Every line with the string "دراسة" should be gathered.

══════════════════════════════

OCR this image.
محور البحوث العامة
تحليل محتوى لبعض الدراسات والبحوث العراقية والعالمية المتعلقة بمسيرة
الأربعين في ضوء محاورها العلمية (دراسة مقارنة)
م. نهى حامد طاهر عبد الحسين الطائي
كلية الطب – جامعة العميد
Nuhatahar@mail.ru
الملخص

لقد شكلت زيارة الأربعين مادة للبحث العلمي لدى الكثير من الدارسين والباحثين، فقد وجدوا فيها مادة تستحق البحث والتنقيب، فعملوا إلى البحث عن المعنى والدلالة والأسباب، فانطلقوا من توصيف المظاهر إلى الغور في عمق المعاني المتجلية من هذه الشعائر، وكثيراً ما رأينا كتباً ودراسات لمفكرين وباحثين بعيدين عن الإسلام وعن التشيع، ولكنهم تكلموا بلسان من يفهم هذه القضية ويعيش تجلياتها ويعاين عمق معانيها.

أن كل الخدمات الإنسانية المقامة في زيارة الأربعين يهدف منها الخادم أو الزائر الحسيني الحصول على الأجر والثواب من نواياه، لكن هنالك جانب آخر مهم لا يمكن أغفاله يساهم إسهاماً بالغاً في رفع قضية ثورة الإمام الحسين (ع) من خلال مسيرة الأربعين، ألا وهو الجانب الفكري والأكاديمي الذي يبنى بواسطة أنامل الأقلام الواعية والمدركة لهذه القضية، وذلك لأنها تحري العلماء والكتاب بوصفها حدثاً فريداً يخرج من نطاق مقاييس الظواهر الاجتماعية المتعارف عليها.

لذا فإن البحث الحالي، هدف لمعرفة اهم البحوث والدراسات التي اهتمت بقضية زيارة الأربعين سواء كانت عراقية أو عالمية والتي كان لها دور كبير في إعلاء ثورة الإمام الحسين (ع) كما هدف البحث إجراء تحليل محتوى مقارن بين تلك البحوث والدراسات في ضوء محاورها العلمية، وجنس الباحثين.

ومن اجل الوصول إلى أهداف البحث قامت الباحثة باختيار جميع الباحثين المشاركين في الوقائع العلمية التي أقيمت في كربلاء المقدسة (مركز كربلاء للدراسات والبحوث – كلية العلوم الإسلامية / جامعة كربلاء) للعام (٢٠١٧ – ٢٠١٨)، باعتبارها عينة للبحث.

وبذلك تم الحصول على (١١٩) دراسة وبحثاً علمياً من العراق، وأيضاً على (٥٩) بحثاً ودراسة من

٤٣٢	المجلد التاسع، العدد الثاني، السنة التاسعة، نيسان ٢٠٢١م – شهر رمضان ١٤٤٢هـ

══════════════════════════════

The reply
الأربعين في ضوء محاورها العلمية (دراسة مقارنة)
وبذلك تم الحصول على (١١٩) دراسة وبحثاً علمياً من العراق، وأيضاً على (٥٩) بحثاً ودراسة من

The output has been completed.